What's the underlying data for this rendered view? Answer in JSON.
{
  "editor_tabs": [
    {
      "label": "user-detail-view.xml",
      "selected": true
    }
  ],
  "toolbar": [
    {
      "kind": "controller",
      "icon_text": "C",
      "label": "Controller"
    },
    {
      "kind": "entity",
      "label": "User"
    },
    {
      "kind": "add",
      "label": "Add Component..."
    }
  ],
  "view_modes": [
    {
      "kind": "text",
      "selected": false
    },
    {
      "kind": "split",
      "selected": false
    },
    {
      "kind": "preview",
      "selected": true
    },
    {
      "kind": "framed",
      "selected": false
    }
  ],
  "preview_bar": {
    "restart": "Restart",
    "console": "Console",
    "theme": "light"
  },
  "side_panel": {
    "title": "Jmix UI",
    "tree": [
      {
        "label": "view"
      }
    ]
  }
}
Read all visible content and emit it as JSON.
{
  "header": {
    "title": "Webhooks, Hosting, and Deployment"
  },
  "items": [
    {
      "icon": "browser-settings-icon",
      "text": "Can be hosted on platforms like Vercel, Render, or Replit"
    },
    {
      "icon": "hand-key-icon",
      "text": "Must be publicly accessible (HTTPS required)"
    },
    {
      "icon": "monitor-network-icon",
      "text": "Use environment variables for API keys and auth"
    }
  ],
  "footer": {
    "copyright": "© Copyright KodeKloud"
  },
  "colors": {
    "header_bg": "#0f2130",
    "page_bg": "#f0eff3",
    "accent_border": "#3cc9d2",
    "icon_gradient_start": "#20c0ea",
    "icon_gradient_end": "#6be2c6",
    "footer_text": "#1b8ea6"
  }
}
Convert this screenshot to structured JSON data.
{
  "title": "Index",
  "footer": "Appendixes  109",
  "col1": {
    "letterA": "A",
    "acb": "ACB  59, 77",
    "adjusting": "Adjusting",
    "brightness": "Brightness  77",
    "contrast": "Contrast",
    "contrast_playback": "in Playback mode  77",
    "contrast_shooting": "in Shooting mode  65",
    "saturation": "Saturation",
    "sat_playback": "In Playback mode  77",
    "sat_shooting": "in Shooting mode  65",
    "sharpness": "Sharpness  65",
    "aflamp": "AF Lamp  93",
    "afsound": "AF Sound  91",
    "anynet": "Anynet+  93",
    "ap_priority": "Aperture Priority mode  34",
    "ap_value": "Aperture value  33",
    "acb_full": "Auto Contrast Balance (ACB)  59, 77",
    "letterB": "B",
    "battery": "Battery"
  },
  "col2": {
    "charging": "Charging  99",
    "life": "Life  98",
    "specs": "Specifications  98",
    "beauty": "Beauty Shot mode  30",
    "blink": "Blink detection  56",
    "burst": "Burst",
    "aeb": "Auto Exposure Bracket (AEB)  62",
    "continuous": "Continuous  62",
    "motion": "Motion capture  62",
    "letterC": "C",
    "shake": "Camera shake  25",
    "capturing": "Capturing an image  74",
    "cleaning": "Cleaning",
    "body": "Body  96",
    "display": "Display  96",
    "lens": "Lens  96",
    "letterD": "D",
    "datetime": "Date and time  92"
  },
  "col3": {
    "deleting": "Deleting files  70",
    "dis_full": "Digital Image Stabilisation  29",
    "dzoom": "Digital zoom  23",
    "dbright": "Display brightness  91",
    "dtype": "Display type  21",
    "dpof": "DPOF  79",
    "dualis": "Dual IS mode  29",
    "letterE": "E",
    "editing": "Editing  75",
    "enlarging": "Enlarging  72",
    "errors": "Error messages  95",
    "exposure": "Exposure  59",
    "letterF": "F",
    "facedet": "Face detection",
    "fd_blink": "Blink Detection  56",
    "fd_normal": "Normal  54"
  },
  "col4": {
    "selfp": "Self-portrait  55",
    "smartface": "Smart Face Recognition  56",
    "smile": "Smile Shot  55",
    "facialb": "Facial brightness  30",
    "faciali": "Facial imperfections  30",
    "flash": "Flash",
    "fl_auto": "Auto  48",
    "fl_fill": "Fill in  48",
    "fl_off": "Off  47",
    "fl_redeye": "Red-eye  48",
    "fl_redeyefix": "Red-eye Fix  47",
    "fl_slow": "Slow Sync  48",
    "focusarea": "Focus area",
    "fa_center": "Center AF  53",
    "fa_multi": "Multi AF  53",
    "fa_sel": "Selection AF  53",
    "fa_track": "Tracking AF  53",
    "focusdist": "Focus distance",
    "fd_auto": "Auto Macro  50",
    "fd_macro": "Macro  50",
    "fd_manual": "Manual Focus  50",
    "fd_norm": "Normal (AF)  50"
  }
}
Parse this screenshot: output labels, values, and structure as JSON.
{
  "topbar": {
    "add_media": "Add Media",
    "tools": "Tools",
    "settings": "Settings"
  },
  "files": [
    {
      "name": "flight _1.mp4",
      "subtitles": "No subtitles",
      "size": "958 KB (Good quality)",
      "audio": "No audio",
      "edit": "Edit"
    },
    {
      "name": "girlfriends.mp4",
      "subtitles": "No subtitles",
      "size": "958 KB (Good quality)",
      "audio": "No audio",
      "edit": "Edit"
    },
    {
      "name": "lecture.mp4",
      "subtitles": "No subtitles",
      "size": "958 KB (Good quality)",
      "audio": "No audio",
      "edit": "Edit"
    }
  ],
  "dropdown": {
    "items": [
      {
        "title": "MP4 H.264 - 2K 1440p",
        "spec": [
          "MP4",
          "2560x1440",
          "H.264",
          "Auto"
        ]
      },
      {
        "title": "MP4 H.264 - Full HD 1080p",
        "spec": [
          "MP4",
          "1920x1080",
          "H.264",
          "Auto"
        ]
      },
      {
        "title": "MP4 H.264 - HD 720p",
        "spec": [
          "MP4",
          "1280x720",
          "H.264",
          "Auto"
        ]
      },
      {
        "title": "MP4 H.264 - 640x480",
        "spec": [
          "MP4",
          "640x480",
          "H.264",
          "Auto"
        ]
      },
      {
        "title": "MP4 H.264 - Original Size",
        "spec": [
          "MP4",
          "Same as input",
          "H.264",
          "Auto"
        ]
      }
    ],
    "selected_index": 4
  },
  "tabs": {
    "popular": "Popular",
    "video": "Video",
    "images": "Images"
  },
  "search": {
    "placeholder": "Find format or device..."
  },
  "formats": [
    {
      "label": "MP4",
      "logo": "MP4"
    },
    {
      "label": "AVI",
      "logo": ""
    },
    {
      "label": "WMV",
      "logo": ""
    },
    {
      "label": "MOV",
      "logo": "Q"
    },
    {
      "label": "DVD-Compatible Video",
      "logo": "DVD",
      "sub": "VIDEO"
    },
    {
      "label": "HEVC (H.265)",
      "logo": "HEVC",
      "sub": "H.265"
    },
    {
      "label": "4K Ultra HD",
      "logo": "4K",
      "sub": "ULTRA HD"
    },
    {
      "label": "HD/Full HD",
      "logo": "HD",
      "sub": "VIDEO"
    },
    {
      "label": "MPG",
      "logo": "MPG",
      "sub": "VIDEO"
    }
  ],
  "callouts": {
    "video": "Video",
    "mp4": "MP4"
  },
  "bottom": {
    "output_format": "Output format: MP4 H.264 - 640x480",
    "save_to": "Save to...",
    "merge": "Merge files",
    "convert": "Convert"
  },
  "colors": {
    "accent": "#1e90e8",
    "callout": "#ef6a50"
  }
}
- - - -
BRIEF:
Type out the material again exactly as presented.

SOLUTION:
What's the underlying data for this rendered view? Answer in JSON.
{
  "editor_tabs": [
    {
      "label": "user-detail-view.xml",
      "selected": true
    }
  ],
  "toolbar": [
    {
      "kind": "controller",
      "icon_text": "C",
      "label": "Controller"
    },
    {
      "kind": "entity",
      "label": "User"
    },
    {
      "kind": "add",
      "label": "Add Component..."
    }
  ],
  "view_modes": [
    {
      "kind": "text",
      "selected": false
    },
    {
      "kind": "split",
      "selected": false
    },
    {
      "kind": "preview",
      "selected": true
    },
    {
      "kind": "framed",
      "selected": false
    }
  ],
  "preview_bar": {
    "restart": "Restart",
    "console": "Console",
    "theme": "light"
  },
  "side_panel": {
    "title": "Jmix UI",
    "tree": [
      {
        "label": "view"
      }
    ]
  }
}
Read all visible content and emit it as JSON.
{
  "header": {
    "title": "Webhooks, Hosting, and Deployment"
  },
  "items": [
    {
      "icon": "browser-settings-icon",
      "text": "Can be hosted on platforms like Vercel, Render, or Replit"
    },
    {
      "icon": "hand-key-icon",
      "text": "Must be publicly accessible (HTTPS required)"
    },
    {
      "icon": "monitor-network-icon",
      "text": "Use environment variables for API keys and auth"
    }
  ],
  "footer": {
    "copyright": "© Copyright KodeKloud"
  },
  "colors": {
    "header_bg": "#0f2130",
    "page_bg": "#f0eff3",
    "accent_border": "#3cc9d2",
    "icon_gradient_start": "#20c0ea",
    "icon_gradient_end": "#6be2c6",
    "footer_text": "#1b8ea6"
  }
}
Convert this screenshot to structured JSON data.
{
  "title": "Index",
  "footer": "Appendixes  109",
  "col1": {
    "letterA": "A",
    "acb": "ACB  59, 77",
    "adjusting": "Adjusting",
    "brightness": "Brightness  77",
    "contrast": "Contrast",
    "contrast_playback": "in Playback mode  77",
    "contrast_shooting": "in Shooting mode  65",
    "saturation": "Saturation",
    "sat_playback": "In Playback mode  77",
    "sat_shooting": "in Shooting mode  65",
    "sharpness": "Sharpness  65",
    "aflamp": "AF Lamp  93",
    "afsound": "AF Sound  91",
    "anynet": "Anynet+  93",
    "ap_priority": "Aperture Priority mode  34",
    "ap_value": "Aperture value  33",
    "acb_full": "Auto Contrast Balance (ACB)  59, 77",
    "letterB": "B",
    "battery": "Battery"
  },
  "col2": {
    "charging": "Charging  99",
    "life": "Life  98",
    "specs": "Specifications  98",
    "beauty": "Beauty Shot mode  30",
    "blink": "Blink detection  56",
    "burst": "Burst",
    "aeb": "Auto Exposure Bracket (AEB)  62",
    "continuous": "Continuous  62",
    "motion": "Motion capture  62",
    "letterC": "C",
    "shake": "Camera shake  25",
    "capturing": "Capturing an image  74",
    "cleaning": "Cleaning",
    "body": "Body  96",
    "display": "Display  96",
    "lens": "Lens  96",
    "letterD": "D",
    "datetime": "Date and time  92"
  },
  "col3": {
    "deleting": "Deleting files  70",
    "dis_full": "Digital Image Stabilisation  29",
    "dzoom": "Digital zoom  23",
    "dbright": "Display brightness  91",
    "dtype": "Display type  21",
    "dpof": "DPOF  79",
    "dualis": "Dual IS mode  29",
    "letterE": "E",
    "editing": "Editing  75",
    "enlarging": "Enlarging  72",
    "errors": "Error messages  95",
    "exposure": "Exposure  59",
    "letterF": "F",
    "facedet": "Face detection",
    "fd_blink": "Blink Detection  56",
    "fd_normal": "Normal  54"
  },
  "col4": {
    "selfp": "Self-portrait  55",
    "smartface": "Smart Face Recognition  56",
    "smile": "Smile Shot  55",
    "facialb": "Facial brightness  30",
    "faciali": "Facial imperfections  30",
    "flash": "Flash",
    "fl_auto": "Auto  48",
    "fl_fill": "Fill in  48",
    "fl_off": "Off  47",
    "fl_redeye": "Red-eye  48",
    "fl_redeyefix": "Red-eye Fix  47",
    "fl_slow": "Slow Sync  48",
    "focusarea": "Focus area",
    "fa_center": "Center AF  53",
    "fa_multi": "Multi AF  53",
    "fa_sel": "Selection AF  53",
    "fa_track": "Tracking AF  53",
    "focusdist": "Focus distance",
    "fd_auto": "Auto Macro  50",
    "fd_macro": "Macro  50",
    "fd_manual": "Manual Focus  50",
    "fd_norm": "Normal (AF)  50"
  }
}
Parse this screenshot: output labels, values, and structure as JSON.
{
  "topbar": {
    "add_media": "Add Media",
    "tools": "Tools",
    "settings": "Settings"
  },
  "files": [
    {
      "name": "flight _1.mp4",
      "subtitles": "No subtitles",
      "size": "958 KB (Good quality)",
      "audio": "No audio",
      "edit": "Edit"
    },
    {
      "name": "girlfriends.mp4",
      "subtitles": "No subtitles",
      "size": "958 KB (Good quality)",
      "audio": "No audio",
      "edit": "Edit"
    },
    {
      "name": "lecture.mp4",
      "subtitles": "No subtitles",
      "size": "958 KB (Good quality)",
      "audio": "No audio",
      "edit": "Edit"
    }
  ],
  "dropdown": {
    "items": [
      {
        "title": "MP4 H.264 - 2K 1440p",
        "spec": [
          "MP4",
          "2560x1440",
          "H.264",
          "Auto"
        ]
      },
      {
        "title": "MP4 H.264 - Full HD 1080p",
        "spec": [
          "MP4",
          "1920x1080",
          "H.264",
          "Auto"
        ]
      },
      {
        "title": "MP4 H.264 - HD 720p",
        "spec": [
          "MP4",
          "1280x720",
          "H.264",
          "Auto"
        ]
      },
      {
        "title": "MP4 H.264 - 640x480",
        "spec": [
          "MP4",
          "640x480",
          "H.264",
          "Auto"
        ]
      },
      {
        "title": "MP4 H.264 - Original Size",
        "spec": [
          "MP4",
          "Same as input",
          "H.264",
          "Auto"
        ]
      }
    ],
    "selected_index": 4
  },
  "tabs": {
    "popular": "Popular",
    "video": "Video",
    "images": "Images"
  },
  "search": {
    "placeholder": "Find format or device..."
  },
  "formats": [
    {
      "label": "MP4",
      "logo": "MP4"
    },
    {
      "label": "AVI",
      "logo": ""
    },
    {
      "label": "WMV",
      "logo": ""
    },
    {
      "label": "MOV",
      "logo": "Q"
    },
    {
      "label": "DVD-Compatible Video",
      "logo": "DVD",
      "sub": "VIDEO"
    },
    {
      "label": "HEVC (H.265)",
      "logo": "HEVC",
      "sub": "H.265"
    },
    {
      "label": "4K Ultra HD",
      "logo": "4K",
      "sub": "ULTRA HD"
    },
    {
      "label": "HD/Full HD",
      "logo": "HD",
      "sub": "VIDEO"
    },
    {
      "label": "MPG",
      "logo": "MPG",
      "sub": "VIDEO"
    }
  ],
  "callouts": {
    "video": "Video",
    "mp4": "MP4"
  },
  "bottom": {
    "output_format": "Output format: MP4 H.264 - 640x480",
    "save_to": "Save to...",
    "merge": "Merge files",
    "convert": "Convert"
  },
  "colors": {
    "accent": "#1e90e8",
    "callout": "#ef6a50"
  }
}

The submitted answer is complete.